*Given instruction*.
The entries that follow should be written out exactly.

--

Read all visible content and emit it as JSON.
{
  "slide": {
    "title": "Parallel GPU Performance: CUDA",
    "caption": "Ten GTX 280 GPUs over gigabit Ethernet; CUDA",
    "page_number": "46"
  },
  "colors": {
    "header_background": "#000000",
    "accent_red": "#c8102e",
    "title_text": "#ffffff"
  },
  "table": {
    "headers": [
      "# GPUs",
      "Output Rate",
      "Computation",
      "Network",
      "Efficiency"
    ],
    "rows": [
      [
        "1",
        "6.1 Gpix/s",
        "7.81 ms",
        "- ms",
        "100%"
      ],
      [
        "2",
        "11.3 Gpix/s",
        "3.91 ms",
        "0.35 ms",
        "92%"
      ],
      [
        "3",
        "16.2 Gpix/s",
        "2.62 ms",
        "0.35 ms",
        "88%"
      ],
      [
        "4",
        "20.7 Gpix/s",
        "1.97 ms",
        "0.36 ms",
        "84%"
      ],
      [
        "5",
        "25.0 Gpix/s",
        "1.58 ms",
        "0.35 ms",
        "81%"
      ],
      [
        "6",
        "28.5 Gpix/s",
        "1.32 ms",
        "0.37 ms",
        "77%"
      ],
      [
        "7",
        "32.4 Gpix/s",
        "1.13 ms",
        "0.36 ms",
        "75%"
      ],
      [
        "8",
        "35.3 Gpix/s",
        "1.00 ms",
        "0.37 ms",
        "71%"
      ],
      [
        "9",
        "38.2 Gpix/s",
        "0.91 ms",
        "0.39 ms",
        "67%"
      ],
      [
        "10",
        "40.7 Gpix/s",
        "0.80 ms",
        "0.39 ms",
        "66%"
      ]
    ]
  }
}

--

*Solution to the exercise*.
Read all visible content and emit it as JSON.
{
  "slide": {
    "title": "Parallel GPU Performance: CUDA",
    "caption": "Ten GTX 280 GPUs over gigabit Ethernet; CUDA",
    "page_number": "46"
  },
  "colors": {
    "header_background": "#000000",
    "accent_red": "#c8102e",
    "title_text": "#ffffff"
  },
  "table": {
    "headers": [
      "# GPUs",
      "Output Rate",
      "Computation",
      "Network",
      "Efficiency"
    ],
    "rows": [
      [
        "1",
        "6.1 Gpix/s",
        "7.81 ms",
        "- ms",
        "100%"
      ],
      [
        "2",
        "11.3 Gpix/s",
        "3.91 ms",
        "0.35 ms",
        "92%"
      ],
      [
        "3",
        "16.2 Gpix/s",
        "2.62 ms",
        "0.35 ms",
        "88%"
      ],
      [
        "4",
        "20.7 Gpix/s",
        "1.97 ms",
        "0.36 ms",
        "84%"
      ],
      [
        "5",
        "25.0 Gpix/s",
        "1.58 ms",
        "0.35 ms",
        "81%"
      ],
      [
        "6",
        "28.5 Gpix/s",
        "1.32 ms",
        "0.37 ms",
        "77%"
      ],
      [
        "7",
        "32.4 Gpix/s",
        "1.13 ms",
        "0.36 ms",
        "75%"
      ],
      [
        "8",
        "35.3 Gpix/s",
        "1.00 ms",
        "0.37 ms",
        "71%"
      ],
      [
        "9",
        "38.2 Gpix/s",
        "0.91 ms",
        "0.39 ms",
        "67%"
      ],
      [
        "10",
        "40.7 Gpix/s",
        "0.80 ms",
        "0.39 ms",
        "66%"
      ]
    ]
  }
}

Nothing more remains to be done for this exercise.